▶ **GIVEN EXERCISE**:
Take every line where the string "Technology" appears and copy it.

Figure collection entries
*****

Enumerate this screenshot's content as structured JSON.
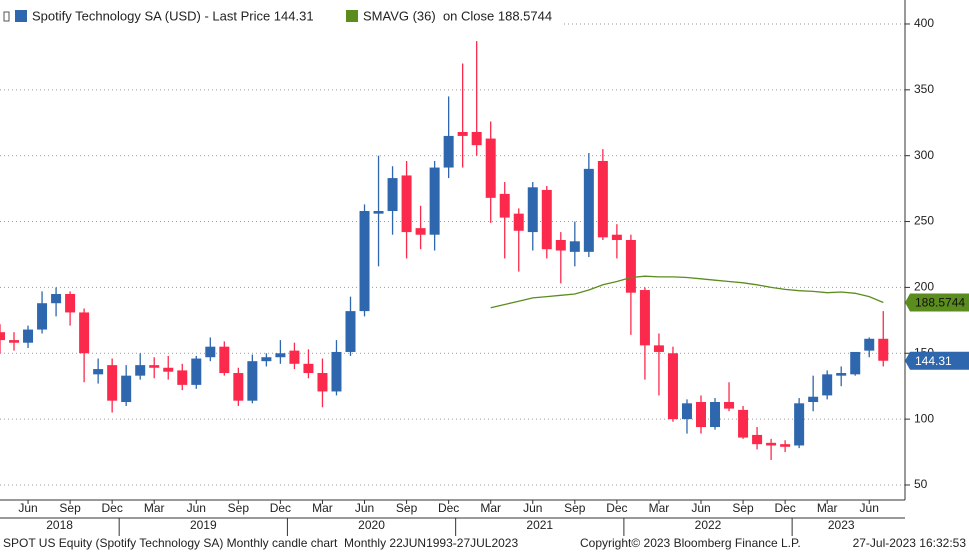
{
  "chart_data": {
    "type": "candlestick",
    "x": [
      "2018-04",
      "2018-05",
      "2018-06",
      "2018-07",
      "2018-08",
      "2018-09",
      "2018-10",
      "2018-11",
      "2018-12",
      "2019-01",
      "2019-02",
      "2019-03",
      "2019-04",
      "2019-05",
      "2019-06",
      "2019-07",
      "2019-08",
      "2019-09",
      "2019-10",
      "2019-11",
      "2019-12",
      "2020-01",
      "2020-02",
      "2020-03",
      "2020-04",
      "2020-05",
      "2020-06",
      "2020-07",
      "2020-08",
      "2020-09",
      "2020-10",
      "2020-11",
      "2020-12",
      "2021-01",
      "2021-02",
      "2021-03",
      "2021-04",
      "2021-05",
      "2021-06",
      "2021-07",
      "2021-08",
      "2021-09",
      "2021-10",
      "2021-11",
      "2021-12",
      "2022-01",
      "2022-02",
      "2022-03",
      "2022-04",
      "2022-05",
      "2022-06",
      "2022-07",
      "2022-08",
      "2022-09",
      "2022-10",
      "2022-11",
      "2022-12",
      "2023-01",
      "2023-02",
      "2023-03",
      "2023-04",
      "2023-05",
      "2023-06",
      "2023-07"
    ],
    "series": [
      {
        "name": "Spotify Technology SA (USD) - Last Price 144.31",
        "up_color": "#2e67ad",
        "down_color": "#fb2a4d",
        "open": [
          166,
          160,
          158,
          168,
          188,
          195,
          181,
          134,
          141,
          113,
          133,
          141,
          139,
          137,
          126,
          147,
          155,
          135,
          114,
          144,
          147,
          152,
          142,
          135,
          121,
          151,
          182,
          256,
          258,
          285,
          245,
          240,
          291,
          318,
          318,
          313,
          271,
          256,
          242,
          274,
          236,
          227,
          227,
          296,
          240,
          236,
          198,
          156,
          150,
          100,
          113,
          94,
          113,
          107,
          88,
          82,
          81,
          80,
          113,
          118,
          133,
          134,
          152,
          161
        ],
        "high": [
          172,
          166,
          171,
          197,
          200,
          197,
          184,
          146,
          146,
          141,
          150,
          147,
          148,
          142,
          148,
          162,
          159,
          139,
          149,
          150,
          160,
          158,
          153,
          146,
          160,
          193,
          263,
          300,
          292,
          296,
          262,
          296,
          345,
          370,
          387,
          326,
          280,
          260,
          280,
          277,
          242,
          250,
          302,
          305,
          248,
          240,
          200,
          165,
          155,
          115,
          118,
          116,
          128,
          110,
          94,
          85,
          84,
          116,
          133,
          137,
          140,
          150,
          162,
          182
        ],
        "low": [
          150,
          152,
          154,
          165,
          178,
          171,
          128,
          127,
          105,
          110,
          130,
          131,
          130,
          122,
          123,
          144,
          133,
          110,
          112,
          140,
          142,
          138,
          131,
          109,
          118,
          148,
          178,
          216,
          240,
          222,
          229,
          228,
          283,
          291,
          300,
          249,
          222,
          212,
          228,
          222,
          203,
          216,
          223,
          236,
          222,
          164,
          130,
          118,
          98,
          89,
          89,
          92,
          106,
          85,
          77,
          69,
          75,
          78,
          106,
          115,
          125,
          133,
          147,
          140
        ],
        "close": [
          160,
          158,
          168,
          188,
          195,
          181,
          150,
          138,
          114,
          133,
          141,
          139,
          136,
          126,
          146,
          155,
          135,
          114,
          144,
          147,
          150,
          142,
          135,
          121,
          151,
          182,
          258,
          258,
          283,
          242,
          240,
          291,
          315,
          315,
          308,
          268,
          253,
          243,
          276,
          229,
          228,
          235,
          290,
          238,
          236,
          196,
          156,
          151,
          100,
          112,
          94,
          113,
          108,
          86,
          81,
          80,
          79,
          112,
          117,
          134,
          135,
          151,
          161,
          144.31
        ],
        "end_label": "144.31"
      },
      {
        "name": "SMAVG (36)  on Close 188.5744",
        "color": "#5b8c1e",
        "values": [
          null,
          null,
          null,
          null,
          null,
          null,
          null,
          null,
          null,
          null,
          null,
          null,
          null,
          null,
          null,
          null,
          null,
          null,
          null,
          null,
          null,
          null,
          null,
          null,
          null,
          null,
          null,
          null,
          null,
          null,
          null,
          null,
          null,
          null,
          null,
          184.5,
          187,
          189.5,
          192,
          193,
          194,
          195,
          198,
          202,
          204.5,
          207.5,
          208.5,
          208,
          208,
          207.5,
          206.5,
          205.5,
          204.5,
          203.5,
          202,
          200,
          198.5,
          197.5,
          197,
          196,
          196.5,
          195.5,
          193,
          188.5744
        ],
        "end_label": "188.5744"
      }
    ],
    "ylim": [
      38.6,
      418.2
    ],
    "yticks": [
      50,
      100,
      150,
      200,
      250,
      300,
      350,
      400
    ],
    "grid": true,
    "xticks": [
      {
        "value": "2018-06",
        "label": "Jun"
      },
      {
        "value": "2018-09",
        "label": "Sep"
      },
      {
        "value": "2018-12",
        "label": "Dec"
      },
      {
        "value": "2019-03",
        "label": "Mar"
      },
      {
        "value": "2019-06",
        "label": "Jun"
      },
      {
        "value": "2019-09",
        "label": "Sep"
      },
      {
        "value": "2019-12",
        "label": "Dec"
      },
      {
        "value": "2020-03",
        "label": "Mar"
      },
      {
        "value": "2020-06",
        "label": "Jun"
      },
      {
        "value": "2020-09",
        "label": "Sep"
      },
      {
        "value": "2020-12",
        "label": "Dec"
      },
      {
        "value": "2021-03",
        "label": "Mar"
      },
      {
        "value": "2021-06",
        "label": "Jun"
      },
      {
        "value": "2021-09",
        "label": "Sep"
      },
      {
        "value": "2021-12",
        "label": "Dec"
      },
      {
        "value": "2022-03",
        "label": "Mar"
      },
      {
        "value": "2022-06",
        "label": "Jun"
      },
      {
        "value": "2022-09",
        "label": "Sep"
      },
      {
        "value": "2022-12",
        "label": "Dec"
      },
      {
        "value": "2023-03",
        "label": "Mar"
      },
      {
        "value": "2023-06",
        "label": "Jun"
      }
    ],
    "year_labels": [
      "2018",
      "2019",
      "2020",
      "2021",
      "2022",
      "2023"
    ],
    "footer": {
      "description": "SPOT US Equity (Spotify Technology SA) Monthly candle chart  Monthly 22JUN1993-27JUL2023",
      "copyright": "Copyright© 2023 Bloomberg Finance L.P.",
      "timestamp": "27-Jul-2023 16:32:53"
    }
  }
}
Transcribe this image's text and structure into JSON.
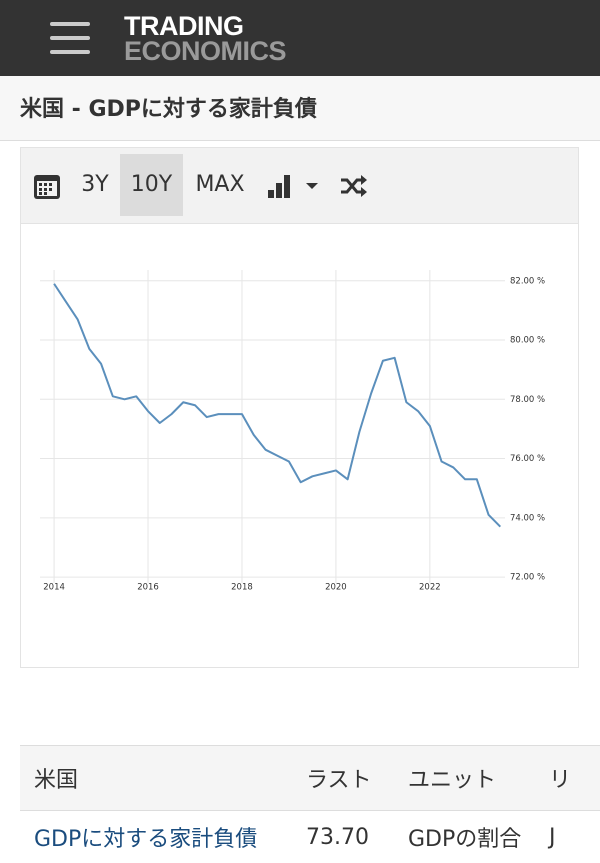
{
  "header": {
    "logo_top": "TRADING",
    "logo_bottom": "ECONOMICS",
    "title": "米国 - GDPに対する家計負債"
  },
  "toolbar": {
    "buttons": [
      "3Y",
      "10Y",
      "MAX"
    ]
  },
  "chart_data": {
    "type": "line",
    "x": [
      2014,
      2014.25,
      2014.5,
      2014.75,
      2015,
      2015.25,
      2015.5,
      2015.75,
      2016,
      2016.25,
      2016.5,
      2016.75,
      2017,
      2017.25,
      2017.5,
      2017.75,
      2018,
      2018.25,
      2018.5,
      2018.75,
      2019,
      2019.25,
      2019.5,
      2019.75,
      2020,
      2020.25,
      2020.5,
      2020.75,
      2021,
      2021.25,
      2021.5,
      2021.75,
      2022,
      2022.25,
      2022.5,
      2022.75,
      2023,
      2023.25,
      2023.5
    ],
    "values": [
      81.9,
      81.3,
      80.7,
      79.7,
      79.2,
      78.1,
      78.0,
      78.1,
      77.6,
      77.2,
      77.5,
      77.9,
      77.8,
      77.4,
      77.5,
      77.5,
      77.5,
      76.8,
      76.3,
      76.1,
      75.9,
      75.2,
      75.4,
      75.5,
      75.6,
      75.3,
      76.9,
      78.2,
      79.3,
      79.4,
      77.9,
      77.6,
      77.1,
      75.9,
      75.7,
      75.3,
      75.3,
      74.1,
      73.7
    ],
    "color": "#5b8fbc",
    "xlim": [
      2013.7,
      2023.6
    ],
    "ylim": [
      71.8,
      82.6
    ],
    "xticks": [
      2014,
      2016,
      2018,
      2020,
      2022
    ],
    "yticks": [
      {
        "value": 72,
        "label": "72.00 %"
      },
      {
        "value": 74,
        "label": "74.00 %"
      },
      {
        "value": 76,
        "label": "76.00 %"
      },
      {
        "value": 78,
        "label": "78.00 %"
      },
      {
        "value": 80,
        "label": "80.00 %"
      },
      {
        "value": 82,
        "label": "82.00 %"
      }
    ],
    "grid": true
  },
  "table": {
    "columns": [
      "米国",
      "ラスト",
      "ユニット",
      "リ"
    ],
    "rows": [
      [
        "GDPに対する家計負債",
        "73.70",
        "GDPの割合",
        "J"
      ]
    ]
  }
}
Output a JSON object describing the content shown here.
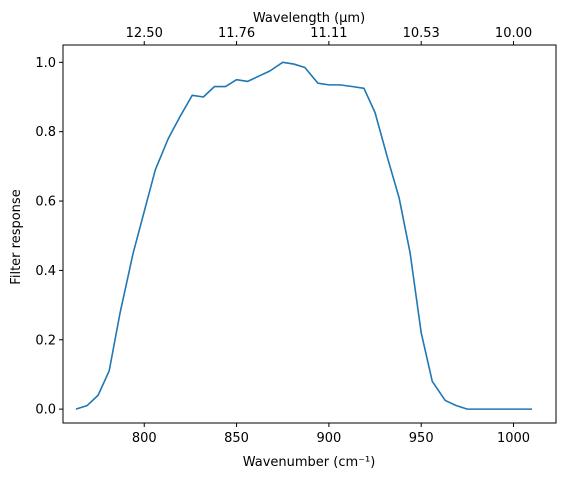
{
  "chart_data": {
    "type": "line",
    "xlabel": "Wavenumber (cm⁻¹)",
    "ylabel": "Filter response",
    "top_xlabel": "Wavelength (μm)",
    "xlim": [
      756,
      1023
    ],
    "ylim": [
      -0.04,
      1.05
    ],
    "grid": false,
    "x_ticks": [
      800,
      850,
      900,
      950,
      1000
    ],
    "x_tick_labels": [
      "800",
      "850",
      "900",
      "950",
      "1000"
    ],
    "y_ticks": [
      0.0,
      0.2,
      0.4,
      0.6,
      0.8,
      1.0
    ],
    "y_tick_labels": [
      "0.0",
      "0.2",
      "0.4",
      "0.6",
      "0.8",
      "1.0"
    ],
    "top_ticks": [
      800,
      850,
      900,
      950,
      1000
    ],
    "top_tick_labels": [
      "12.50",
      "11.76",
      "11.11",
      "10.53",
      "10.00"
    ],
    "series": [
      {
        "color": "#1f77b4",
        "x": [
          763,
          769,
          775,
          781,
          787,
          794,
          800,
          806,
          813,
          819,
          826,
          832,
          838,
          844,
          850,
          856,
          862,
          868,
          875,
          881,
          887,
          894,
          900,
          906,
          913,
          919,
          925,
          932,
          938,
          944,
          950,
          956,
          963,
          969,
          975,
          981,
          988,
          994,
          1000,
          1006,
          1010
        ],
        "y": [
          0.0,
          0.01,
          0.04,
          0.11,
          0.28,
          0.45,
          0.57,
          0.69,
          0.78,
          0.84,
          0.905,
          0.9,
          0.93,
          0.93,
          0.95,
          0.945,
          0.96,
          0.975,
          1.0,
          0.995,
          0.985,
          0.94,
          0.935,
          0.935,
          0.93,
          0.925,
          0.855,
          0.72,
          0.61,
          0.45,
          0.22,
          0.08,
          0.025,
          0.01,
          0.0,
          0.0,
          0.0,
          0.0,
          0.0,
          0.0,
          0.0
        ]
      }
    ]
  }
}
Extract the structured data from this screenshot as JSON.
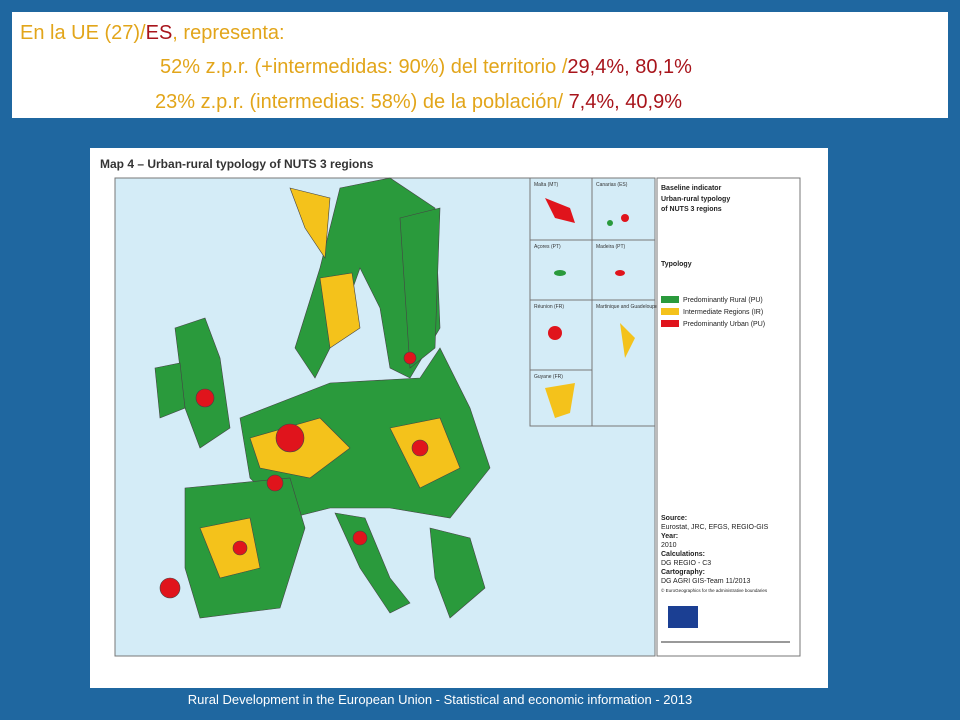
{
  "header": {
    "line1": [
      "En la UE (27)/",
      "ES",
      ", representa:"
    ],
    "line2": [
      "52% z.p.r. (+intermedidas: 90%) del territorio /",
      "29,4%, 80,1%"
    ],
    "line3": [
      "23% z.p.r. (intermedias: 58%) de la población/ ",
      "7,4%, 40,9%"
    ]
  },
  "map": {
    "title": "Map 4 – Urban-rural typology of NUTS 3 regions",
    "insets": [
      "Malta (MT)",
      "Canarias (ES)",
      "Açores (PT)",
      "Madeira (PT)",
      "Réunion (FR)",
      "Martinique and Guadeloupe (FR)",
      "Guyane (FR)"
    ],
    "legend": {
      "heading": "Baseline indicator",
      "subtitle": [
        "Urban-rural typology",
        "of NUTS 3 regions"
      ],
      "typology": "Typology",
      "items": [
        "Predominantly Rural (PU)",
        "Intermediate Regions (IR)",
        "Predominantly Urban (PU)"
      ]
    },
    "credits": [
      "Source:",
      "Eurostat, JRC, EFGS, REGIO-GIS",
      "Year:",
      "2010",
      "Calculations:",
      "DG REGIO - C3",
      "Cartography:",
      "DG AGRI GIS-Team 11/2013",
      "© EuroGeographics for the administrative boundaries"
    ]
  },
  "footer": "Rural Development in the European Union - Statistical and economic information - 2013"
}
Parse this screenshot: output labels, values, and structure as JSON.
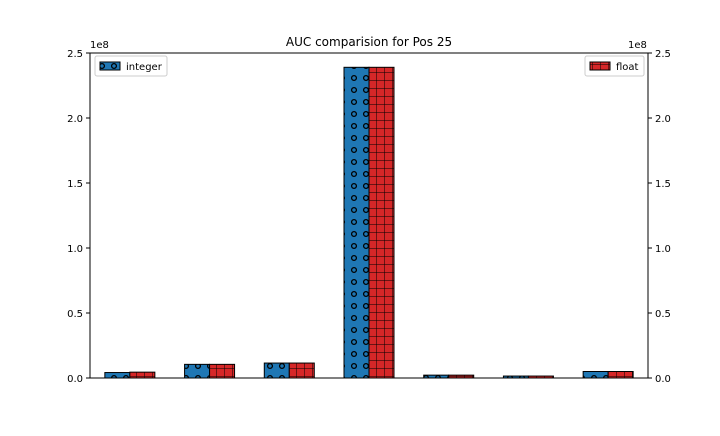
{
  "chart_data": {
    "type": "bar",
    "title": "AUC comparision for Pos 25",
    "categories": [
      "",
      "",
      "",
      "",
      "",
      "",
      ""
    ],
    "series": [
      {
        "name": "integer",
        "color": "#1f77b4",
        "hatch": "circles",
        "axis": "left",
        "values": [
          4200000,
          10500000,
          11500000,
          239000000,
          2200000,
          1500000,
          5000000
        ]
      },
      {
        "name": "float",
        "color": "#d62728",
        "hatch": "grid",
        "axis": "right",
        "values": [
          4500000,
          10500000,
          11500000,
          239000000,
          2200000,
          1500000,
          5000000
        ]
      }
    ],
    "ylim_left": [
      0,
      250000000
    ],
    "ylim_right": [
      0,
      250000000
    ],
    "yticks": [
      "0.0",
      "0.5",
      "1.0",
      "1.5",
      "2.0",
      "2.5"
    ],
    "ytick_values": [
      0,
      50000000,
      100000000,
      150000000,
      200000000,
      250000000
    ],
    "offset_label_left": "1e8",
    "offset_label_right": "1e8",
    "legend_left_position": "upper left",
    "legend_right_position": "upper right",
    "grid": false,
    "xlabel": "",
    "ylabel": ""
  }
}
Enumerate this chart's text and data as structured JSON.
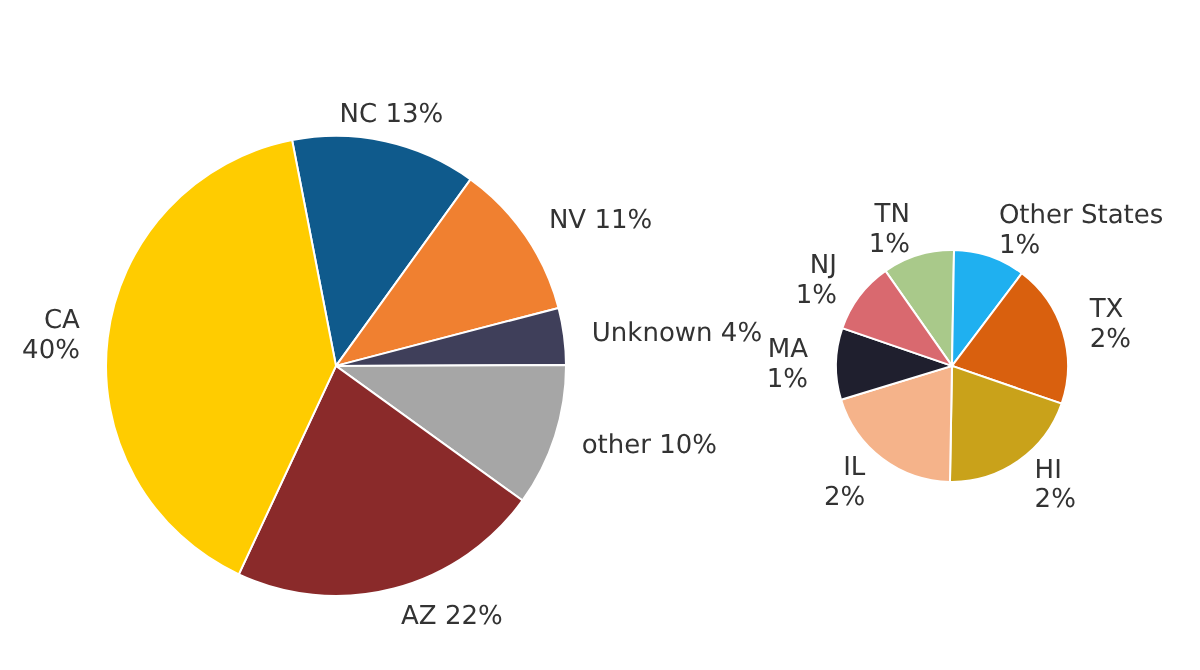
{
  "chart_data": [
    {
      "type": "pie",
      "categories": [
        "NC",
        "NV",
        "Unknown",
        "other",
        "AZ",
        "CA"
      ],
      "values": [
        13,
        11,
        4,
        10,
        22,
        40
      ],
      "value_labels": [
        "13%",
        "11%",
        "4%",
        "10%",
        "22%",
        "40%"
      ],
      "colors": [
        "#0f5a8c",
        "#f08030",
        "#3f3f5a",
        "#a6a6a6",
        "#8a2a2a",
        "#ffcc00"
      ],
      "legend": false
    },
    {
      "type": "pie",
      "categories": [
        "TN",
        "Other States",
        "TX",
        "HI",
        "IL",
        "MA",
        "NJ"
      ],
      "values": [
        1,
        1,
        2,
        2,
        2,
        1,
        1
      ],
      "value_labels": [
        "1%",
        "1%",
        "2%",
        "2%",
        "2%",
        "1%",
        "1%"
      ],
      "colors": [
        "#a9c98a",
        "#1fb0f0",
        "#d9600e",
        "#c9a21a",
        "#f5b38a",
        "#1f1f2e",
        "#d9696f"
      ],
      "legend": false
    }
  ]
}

*****

▶ **TASK SOLUTION**:
        "name": "Spotify Technology SA (USD) - Last Price 144.31",
      "description": "SPOT US Equity (Spotify Technology SA) Monthly candle chart  Monthly 22JUN1993-27JUL2023",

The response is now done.